## TASK
In the material below, find all lines with the string "this" and copy them.

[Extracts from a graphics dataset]
>> START
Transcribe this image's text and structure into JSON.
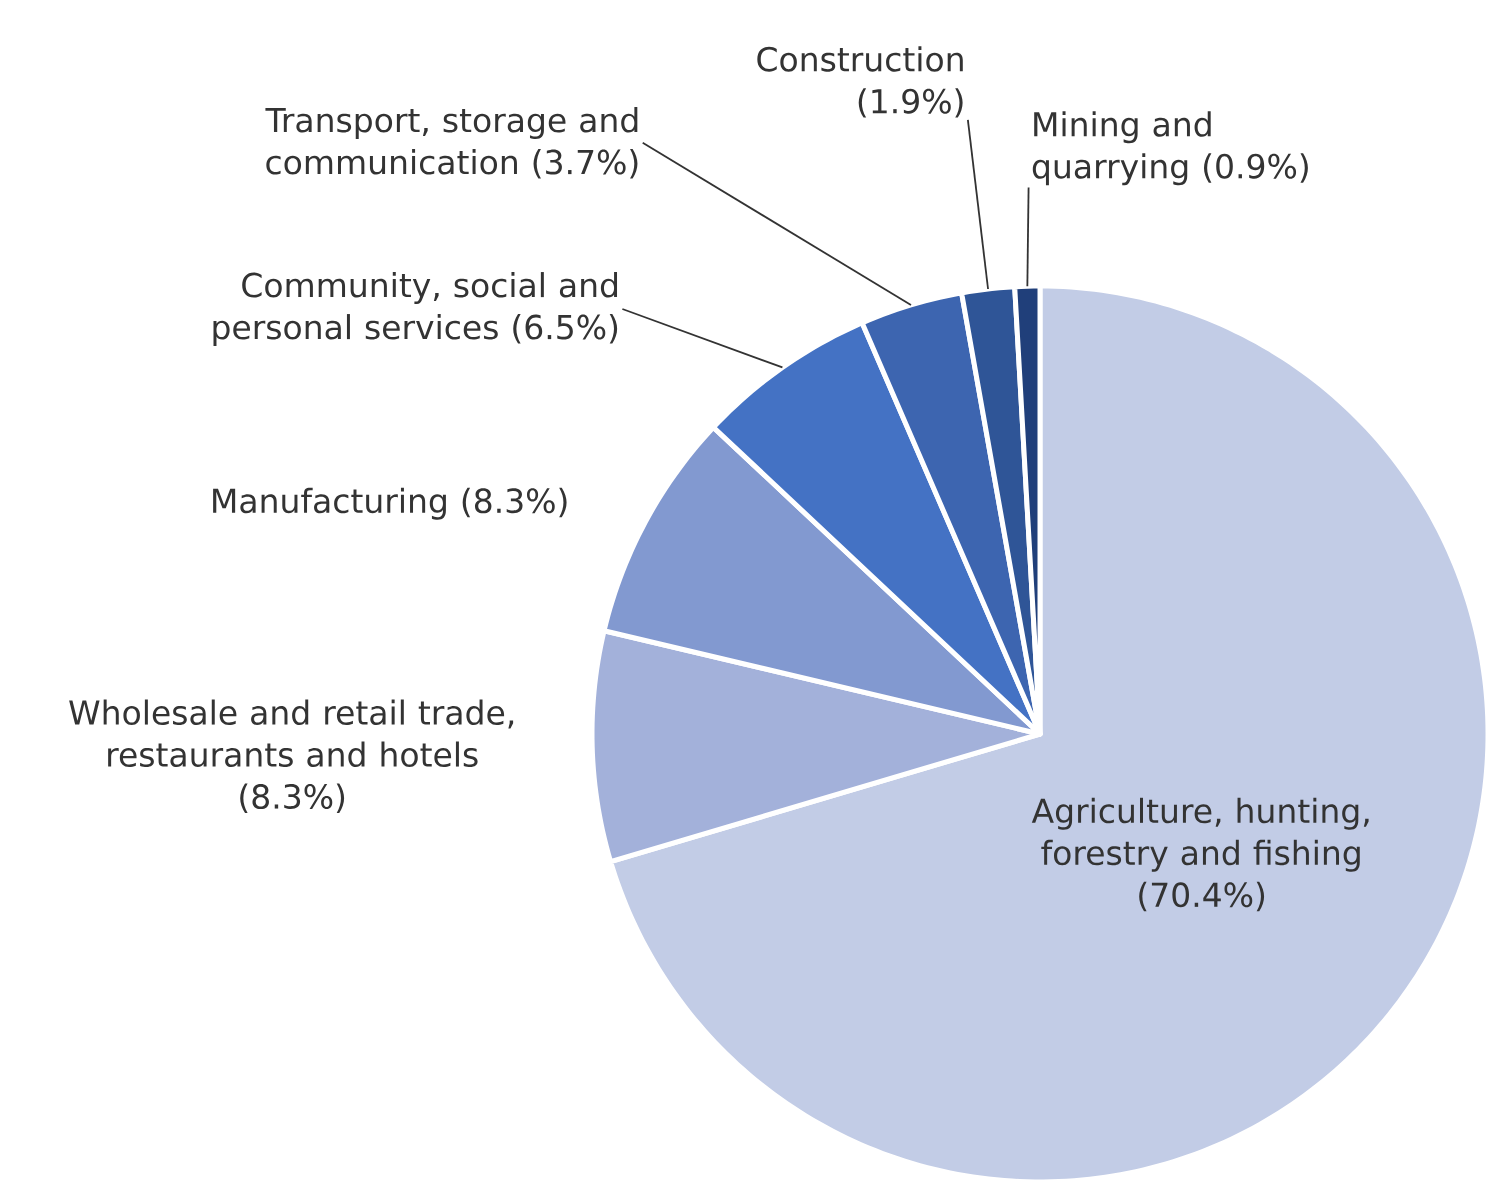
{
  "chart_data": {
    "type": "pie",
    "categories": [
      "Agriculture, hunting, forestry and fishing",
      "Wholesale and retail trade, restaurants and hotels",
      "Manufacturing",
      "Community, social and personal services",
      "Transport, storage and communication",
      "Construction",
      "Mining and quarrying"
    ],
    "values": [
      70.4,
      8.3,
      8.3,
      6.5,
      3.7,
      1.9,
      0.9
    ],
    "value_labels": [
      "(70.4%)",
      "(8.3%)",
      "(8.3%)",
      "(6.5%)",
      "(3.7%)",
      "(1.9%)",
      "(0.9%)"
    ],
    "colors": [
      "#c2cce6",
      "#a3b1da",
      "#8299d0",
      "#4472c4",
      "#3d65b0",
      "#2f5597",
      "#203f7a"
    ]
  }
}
>> END
>> START
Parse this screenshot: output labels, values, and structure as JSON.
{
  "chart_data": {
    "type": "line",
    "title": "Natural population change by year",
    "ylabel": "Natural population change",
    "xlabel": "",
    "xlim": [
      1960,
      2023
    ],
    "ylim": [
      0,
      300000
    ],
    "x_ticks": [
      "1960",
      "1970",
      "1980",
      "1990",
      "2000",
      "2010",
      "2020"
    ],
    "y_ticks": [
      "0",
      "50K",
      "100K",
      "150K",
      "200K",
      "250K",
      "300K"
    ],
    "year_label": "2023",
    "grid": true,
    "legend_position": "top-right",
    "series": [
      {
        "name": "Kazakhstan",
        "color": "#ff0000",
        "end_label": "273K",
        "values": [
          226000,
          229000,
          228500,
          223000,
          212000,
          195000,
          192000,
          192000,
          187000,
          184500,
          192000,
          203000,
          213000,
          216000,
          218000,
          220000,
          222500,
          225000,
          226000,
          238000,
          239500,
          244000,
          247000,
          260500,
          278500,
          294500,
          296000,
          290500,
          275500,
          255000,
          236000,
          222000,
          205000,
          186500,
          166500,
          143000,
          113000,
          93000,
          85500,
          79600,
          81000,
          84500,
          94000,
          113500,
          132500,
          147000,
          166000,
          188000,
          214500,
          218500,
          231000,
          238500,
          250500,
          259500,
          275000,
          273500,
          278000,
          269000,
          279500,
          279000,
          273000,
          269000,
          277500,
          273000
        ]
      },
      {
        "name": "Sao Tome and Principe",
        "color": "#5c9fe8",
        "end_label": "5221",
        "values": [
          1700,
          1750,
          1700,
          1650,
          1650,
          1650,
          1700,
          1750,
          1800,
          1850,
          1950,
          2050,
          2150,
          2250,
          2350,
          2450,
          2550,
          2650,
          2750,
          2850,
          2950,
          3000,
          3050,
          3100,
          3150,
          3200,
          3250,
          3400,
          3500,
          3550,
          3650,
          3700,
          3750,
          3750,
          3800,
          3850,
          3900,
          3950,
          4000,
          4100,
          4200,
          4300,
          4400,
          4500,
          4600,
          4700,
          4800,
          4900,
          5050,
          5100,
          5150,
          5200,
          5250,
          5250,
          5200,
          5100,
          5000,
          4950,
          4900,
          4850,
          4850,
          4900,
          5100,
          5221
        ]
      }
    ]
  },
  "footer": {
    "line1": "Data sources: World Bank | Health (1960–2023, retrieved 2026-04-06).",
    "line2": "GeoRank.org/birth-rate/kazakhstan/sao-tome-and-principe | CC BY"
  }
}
>> END
## IN RESPONSE
Transcribe this image's text and structure into JSON.
Parse this screenshot: output labels, values, and structure as JSON.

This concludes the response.